Records for the task —
--*--

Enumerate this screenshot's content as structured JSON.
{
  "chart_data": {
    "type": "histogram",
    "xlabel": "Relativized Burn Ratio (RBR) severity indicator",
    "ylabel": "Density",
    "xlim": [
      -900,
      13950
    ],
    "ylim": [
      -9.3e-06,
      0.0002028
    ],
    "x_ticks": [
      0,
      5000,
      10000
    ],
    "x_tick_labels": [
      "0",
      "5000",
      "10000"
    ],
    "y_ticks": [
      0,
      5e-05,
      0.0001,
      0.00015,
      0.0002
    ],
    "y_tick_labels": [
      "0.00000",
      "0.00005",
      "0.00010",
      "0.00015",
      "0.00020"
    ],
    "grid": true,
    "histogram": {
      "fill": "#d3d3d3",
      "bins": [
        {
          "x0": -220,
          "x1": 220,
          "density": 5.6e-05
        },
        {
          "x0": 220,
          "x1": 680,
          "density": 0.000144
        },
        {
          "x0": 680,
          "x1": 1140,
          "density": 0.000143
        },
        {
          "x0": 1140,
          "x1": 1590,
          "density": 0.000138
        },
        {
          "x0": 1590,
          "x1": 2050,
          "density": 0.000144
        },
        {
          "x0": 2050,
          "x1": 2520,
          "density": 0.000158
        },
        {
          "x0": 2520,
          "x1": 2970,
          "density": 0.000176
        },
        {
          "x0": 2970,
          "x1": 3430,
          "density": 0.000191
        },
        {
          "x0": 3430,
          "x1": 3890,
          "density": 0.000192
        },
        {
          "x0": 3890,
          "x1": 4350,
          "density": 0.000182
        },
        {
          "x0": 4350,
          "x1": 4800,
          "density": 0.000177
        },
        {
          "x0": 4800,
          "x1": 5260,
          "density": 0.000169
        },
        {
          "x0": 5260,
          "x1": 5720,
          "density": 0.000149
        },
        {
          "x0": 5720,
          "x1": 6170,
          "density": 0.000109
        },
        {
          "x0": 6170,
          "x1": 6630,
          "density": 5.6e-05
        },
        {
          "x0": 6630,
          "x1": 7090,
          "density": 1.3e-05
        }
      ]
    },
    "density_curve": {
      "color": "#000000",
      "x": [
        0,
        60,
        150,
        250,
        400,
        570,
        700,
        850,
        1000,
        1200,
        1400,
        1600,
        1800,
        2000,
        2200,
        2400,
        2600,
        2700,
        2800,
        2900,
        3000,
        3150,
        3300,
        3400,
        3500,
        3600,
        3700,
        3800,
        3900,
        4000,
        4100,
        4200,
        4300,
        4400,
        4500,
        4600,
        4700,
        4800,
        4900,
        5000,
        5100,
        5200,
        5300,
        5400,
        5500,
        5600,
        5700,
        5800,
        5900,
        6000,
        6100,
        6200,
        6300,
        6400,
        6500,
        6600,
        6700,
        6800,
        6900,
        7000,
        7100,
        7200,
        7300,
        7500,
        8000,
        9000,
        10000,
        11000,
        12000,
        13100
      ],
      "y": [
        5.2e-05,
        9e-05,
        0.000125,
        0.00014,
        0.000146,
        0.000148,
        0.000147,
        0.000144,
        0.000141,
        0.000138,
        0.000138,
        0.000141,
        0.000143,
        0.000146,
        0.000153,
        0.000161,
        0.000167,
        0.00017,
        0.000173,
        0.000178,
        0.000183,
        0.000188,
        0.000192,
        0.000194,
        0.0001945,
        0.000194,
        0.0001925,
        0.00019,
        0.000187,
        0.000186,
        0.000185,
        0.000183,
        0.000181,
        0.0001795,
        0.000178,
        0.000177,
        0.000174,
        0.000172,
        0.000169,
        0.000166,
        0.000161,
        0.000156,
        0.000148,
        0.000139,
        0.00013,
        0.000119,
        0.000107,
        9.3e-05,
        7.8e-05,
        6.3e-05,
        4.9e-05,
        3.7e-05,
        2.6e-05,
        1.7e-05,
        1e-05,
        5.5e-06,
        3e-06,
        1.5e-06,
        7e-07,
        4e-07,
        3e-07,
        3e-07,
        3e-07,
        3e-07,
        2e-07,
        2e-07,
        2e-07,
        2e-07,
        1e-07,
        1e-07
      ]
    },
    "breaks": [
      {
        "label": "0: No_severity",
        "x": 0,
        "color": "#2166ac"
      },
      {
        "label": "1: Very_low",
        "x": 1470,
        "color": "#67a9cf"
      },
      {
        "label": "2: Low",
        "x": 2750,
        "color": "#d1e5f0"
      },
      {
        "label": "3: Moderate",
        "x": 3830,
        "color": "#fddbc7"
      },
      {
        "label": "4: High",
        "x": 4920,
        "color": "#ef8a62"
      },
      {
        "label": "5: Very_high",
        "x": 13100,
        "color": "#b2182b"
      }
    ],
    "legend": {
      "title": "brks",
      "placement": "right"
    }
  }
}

--*--

Task brief — Return every entry exactly as given.

Task answer —
Enumerate this screenshot's content as structured JSON.
{
  "chart_data": {
    "type": "histogram",
    "xlabel": "Relativized Burn Ratio (RBR) severity indicator",
    "ylabel": "Density",
    "xlim": [
      -900,
      13950
    ],
    "ylim": [
      -9.3e-06,
      0.0002028
    ],
    "x_ticks": [
      0,
      5000,
      10000
    ],
    "x_tick_labels": [
      "0",
      "5000",
      "10000"
    ],
    "y_ticks": [
      0,
      5e-05,
      0.0001,
      0.00015,
      0.0002
    ],
    "y_tick_labels": [
      "0.00000",
      "0.00005",
      "0.00010",
      "0.00015",
      "0.00020"
    ],
    "grid": true,
    "histogram": {
      "fill": "#d3d3d3",
      "bins": [
        {
          "x0": -220,
          "x1": 220,
          "density": 5.6e-05
        },
        {
          "x0": 220,
          "x1": 680,
          "density": 0.000144
        },
        {
          "x0": 680,
          "x1": 1140,
          "density": 0.000143
        },
        {
          "x0": 1140,
          "x1": 1590,
          "density": 0.000138
        },
        {
          "x0": 1590,
          "x1": 2050,
          "density": 0.000144
        },
        {
          "x0": 2050,
          "x1": 2520,
          "density": 0.000158
        },
        {
          "x0": 2520,
          "x1": 2970,
          "density": 0.000176
        },
        {
          "x0": 2970,
          "x1": 3430,
          "density": 0.000191
        },
        {
          "x0": 3430,
          "x1": 3890,
          "density": 0.000192
        },
        {
          "x0": 3890,
          "x1": 4350,
          "density": 0.000182
        },
        {
          "x0": 4350,
          "x1": 4800,
          "density": 0.000177
        },
        {
          "x0": 4800,
          "x1": 5260,
          "density": 0.000169
        },
        {
          "x0": 5260,
          "x1": 5720,
          "density": 0.000149
        },
        {
          "x0": 5720,
          "x1": 6170,
          "density": 0.000109
        },
        {
          "x0": 6170,
          "x1": 6630,
          "density": 5.6e-05
        },
        {
          "x0": 6630,
          "x1": 7090,
          "density": 1.3e-05
        }
      ]
    },
    "density_curve": {
      "color": "#000000",
      "x": [
        0,
        60,
        150,
        250,
        400,
        570,
        700,
        850,
        1000,
        1200,
        1400,
        1600,
        1800,
        2000,
        2200,
        2400,
        2600,
        2700,
        2800,
        2900,
        3000,
        3150,
        3300,
        3400,
        3500,
        3600,
        3700,
        3800,
        3900,
        4000,
        4100,
        4200,
        4300,
        4400,
        4500,
        4600,
        4700,
        4800,
        4900,
        5000,
        5100,
        5200,
        5300,
        5400,
        5500,
        5600,
        5700,
        5800,
        5900,
        6000,
        6100,
        6200,
        6300,
        6400,
        6500,
        6600,
        6700,
        6800,
        6900,
        7000,
        7100,
        7200,
        7300,
        7500,
        8000,
        9000,
        10000,
        11000,
        12000,
        13100
      ],
      "y": [
        5.2e-05,
        9e-05,
        0.000125,
        0.00014,
        0.000146,
        0.000148,
        0.000147,
        0.000144,
        0.000141,
        0.000138,
        0.000138,
        0.000141,
        0.000143,
        0.000146,
        0.000153,
        0.000161,
        0.000167,
        0.00017,
        0.000173,
        0.000178,
        0.000183,
        0.000188,
        0.000192,
        0.000194,
        0.0001945,
        0.000194,
        0.0001925,
        0.00019,
        0.000187,
        0.000186,
        0.000185,
        0.000183,
        0.000181,
        0.0001795,
        0.000178,
        0.000177,
        0.000174,
        0.000172,
        0.000169,
        0.000166,
        0.000161,
        0.000156,
        0.000148,
        0.000139,
        0.00013,
        0.000119,
        0.000107,
        9.3e-05,
        7.8e-05,
        6.3e-05,
        4.9e-05,
        3.7e-05,
        2.6e-05,
        1.7e-05,
        1e-05,
        5.5e-06,
        3e-06,
        1.5e-06,
        7e-07,
        4e-07,
        3e-07,
        3e-07,
        3e-07,
        3e-07,
        2e-07,
        2e-07,
        2e-07,
        2e-07,
        1e-07,
        1e-07
      ]
    },
    "breaks": [
      {
        "label": "0: No_severity",
        "x": 0,
        "color": "#2166ac"
      },
      {
        "label": "1: Very_low",
        "x": 1470,
        "color": "#67a9cf"
      },
      {
        "label": "2: Low",
        "x": 2750,
        "color": "#d1e5f0"
      },
      {
        "label": "3: Moderate",
        "x": 3830,
        "color": "#fddbc7"
      },
      {
        "label": "4: High",
        "x": 4920,
        "color": "#ef8a62"
      },
      {
        "label": "5: Very_high",
        "x": 13100,
        "color": "#b2182b"
      }
    ],
    "legend": {
      "title": "brks",
      "placement": "right"
    }
  }
}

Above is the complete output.